_Requirements_. Write out all entries word for word.

+++ Provided material +++

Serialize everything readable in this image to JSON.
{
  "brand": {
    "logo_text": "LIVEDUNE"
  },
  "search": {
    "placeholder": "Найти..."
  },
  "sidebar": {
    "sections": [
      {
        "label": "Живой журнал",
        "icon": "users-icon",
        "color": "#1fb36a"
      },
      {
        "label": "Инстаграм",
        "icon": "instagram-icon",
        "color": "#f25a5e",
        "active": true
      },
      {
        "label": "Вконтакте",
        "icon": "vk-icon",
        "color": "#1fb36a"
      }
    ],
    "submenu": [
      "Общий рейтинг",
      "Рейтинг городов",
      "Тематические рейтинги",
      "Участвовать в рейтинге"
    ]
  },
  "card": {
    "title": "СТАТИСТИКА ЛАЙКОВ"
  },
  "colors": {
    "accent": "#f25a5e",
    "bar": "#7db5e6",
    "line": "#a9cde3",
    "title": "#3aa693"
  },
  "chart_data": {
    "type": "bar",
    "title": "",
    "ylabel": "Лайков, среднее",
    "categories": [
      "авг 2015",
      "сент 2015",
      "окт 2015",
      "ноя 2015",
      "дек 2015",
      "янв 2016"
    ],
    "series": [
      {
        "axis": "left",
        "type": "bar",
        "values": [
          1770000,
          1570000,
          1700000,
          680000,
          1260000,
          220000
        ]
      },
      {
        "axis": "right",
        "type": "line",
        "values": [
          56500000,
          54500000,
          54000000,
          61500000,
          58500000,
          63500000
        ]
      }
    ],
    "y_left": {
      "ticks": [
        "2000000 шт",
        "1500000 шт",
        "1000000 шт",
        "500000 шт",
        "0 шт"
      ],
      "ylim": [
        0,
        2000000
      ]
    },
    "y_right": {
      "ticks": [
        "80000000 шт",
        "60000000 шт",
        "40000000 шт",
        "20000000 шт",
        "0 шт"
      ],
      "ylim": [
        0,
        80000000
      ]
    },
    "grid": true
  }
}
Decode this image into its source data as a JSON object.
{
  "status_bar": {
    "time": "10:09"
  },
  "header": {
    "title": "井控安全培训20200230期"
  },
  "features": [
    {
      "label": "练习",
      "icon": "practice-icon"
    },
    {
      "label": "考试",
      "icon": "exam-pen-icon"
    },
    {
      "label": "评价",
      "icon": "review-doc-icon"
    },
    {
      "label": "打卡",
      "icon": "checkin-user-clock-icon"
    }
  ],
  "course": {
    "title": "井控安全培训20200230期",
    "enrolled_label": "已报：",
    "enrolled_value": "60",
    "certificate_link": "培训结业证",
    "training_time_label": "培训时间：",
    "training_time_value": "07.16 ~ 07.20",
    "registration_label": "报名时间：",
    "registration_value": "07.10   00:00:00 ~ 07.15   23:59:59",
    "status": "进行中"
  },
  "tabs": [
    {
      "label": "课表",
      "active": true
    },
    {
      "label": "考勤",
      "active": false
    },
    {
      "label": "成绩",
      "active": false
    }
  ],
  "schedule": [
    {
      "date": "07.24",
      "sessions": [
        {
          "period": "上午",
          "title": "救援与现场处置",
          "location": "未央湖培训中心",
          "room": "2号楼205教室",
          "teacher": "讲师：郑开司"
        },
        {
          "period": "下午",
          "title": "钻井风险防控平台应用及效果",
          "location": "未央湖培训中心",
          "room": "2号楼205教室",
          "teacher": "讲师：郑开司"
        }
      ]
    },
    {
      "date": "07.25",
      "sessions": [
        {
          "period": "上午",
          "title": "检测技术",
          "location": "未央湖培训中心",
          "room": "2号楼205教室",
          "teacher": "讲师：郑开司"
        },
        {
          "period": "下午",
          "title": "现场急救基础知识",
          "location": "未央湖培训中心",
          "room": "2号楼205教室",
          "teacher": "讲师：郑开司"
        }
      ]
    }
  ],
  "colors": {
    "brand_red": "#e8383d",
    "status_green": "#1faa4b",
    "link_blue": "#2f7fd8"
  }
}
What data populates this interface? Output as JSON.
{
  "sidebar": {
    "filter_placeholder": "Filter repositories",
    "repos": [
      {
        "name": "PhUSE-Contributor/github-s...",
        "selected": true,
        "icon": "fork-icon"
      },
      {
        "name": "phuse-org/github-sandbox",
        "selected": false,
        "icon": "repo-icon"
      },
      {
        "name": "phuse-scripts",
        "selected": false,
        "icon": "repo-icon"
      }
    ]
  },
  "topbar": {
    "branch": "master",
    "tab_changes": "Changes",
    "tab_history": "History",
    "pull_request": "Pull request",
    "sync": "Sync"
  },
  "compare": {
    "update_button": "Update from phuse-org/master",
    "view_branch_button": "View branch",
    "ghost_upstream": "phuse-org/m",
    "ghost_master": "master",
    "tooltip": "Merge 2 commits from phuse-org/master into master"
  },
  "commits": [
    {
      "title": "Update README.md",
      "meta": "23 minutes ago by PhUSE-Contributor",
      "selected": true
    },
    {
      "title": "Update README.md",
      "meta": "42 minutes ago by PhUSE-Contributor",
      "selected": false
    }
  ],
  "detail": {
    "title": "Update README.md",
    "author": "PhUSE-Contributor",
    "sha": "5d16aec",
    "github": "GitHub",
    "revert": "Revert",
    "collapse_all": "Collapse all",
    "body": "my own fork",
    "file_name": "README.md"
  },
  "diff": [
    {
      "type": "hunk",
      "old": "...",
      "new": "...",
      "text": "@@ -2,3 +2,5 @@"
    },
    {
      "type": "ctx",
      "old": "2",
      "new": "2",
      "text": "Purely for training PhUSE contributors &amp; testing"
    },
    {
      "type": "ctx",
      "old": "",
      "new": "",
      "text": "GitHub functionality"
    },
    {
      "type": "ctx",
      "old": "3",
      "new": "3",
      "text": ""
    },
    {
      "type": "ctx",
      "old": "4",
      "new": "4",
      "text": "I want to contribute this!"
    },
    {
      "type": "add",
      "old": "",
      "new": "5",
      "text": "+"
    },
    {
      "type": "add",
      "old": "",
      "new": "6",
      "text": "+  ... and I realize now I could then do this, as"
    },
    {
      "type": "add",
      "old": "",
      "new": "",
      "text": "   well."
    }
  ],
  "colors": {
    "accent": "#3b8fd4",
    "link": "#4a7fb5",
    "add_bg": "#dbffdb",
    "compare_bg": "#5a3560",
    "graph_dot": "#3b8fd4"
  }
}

+++

_Result_.
Serialize everything readable in this image to JSON.
{
  "brand": {
    "logo_text": "LIVEDUNE"
  },
  "search": {
    "placeholder": "Найти..."
  },
  "sidebar": {
    "sections": [
      {
        "label": "Живой журнал",
        "icon": "users-icon",
        "color": "#1fb36a"
      },
      {
        "label": "Инстаграм",
        "icon": "instagram-icon",
        "color": "#f25a5e",
        "active": true
      },
      {
        "label": "Вконтакте",
        "icon": "vk-icon",
        "color": "#1fb36a"
      }
    ],
    "submenu": [
      "Общий рейтинг",
      "Рейтинг городов",
      "Тематические рейтинги",
      "Участвовать в рейтинге"
    ]
  },
  "card": {
    "title": "СТАТИСТИКА ЛАЙКОВ"
  },
  "colors": {
    "accent": "#f25a5e",
    "bar": "#7db5e6",
    "line": "#a9cde3",
    "title": "#3aa693"
  },
  "chart_data": {
    "type": "bar",
    "title": "",
    "ylabel": "Лайков, среднее",
    "categories": [
      "авг 2015",
      "сент 2015",
      "окт 2015",
      "ноя 2015",
      "дек 2015",
      "янв 2016"
    ],
    "series": [
      {
        "axis": "left",
        "type": "bar",
        "values": [
          1770000,
          1570000,
          1700000,
          680000,
          1260000,
          220000
        ]
      },
      {
        "axis": "right",
        "type": "line",
        "values": [
          56500000,
          54500000,
          54000000,
          61500000,
          58500000,
          63500000
        ]
      }
    ],
    "y_left": {
      "ticks": [
        "2000000 шт",
        "1500000 шт",
        "1000000 шт",
        "500000 шт",
        "0 шт"
      ],
      "ylim": [
        0,
        2000000
      ]
    },
    "y_right": {
      "ticks": [
        "80000000 шт",
        "60000000 шт",
        "40000000 шт",
        "20000000 шт",
        "0 шт"
      ],
      "ylim": [
        0,
        80000000
      ]
    },
    "grid": true
  }
}
Decode this image into its source data as a JSON object.
{
  "status_bar": {
    "time": "10:09"
  },
  "header": {
    "title": "井控安全培训20200230期"
  },
  "features": [
    {
      "label": "练习",
      "icon": "practice-icon"
    },
    {
      "label": "考试",
      "icon": "exam-pen-icon"
    },
    {
      "label": "评价",
      "icon": "review-doc-icon"
    },
    {
      "label": "打卡",
      "icon": "checkin-user-clock-icon"
    }
  ],
  "course": {
    "title": "井控安全培训20200230期",
    "enrolled_label": "已报：",
    "enrolled_value": "60",
    "certificate_link": "培训结业证",
    "training_time_label": "培训时间：",
    "training_time_value": "07.16 ~ 07.20",
    "registration_label": "报名时间：",
    "registration_value": "07.10   00:00:00 ~ 07.15   23:59:59",
    "status": "进行中"
  },
  "tabs": [
    {
      "label": "课表",
      "active": true
    },
    {
      "label": "考勤",
      "active": false
    },
    {
      "label": "成绩",
      "active": false
    }
  ],
  "schedule": [
    {
      "date": "07.24",
      "sessions": [
        {
          "period": "上午",
          "title": "救援与现场处置",
          "location": "未央湖培训中心",
          "room": "2号楼205教室",
          "teacher": "讲师：郑开司"
        },
        {
          "period": "下午",
          "title": "钻井风险防控平台应用及效果",
          "location": "未央湖培训中心",
          "room": "2号楼205教室",
          "teacher": "讲师：郑开司"
        }
      ]
    },
    {
      "date": "07.25",
      "sessions": [
        {
          "period": "上午",
          "title": "检测技术",
          "location": "未央湖培训中心",
          "room": "2号楼205教室",
          "teacher": "讲师：郑开司"
        },
        {
          "period": "下午",
          "title": "现场急救基础知识",
          "location": "未央湖培训中心",
          "room": "2号楼205教室",
          "teacher": "讲师：郑开司"
        }
      ]
    }
  ],
  "colors": {
    "brand_red": "#e8383d",
    "status_green": "#1faa4b",
    "link_blue": "#2f7fd8"
  }
}
What data populates this interface? Output as JSON.
{
  "sidebar": {
    "filter_placeholder": "Filter repositories",
    "repos": [
      {
        "name": "PhUSE-Contributor/github-s...",
        "selected": true,
        "icon": "fork-icon"
      },
      {
        "name": "phuse-org/github-sandbox",
        "selected": false,
        "icon": "repo-icon"
      },
      {
        "name": "phuse-scripts",
        "selected": false,
        "icon": "repo-icon"
      }
    ]
  },
  "topbar": {
    "branch": "master",
    "tab_changes": "Changes",
    "tab_history": "History",
    "pull_request": "Pull request",
    "sync": "Sync"
  },
  "compare": {
    "update_button": "Update from phuse-org/master",
    "view_branch_button": "View branch",
    "ghost_upstream": "phuse-org/m",
    "ghost_master": "master",
    "tooltip": "Merge 2 commits from phuse-org/master into master"
  },
  "commits": [
    {
      "title": "Update README.md",
      "meta": "23 minutes ago by PhUSE-Contributor",
      "selected": true
    },
    {
      "title": "Update README.md",
      "meta": "42 minutes ago by PhUSE-Contributor",
      "selected": false
    }
  ],
  "detail": {
    "title": "Update README.md",
    "author": "PhUSE-Contributor",
    "sha": "5d16aec",
    "github": "GitHub",
    "revert": "Revert",
    "collapse_all": "Collapse all",
    "body": "my own fork",
    "file_name": "README.md"
  },
  "diff": [
    {
      "type": "hunk",
      "old": "...",
      "new": "...",
      "text": "@@ -2,3 +2,5 @@"
    },
    {
      "type": "ctx",
      "old": "2",
      "new": "2",
      "text": "Purely for training PhUSE contributors &amp; testing"
    },
    {
      "type": "ctx",
      "old": "",
      "new": "",
      "text": "GitHub functionality"
    },
    {
      "type": "ctx",
      "old": "3",
      "new": "3",
      "text": ""
    },
    {
      "type": "ctx",
      "old": "4",
      "new": "4",
      "text": "I want to contribute this!"
    },
    {
      "type": "add",
      "old": "",
      "new": "5",
      "text": "+"
    },
    {
      "type": "add",
      "old": "",
      "new": "6",
      "text": "+  ... and I realize now I could then do this, as"
    },
    {
      "type": "add",
      "old": "",
      "new": "",
      "text": "   well."
    }
  ],
  "colors": {
    "accent": "#3b8fd4",
    "link": "#4a7fb5",
    "add_bg": "#dbffdb",
    "compare_bg": "#5a3560",
    "graph_dot": "#3b8fd4"
  }
}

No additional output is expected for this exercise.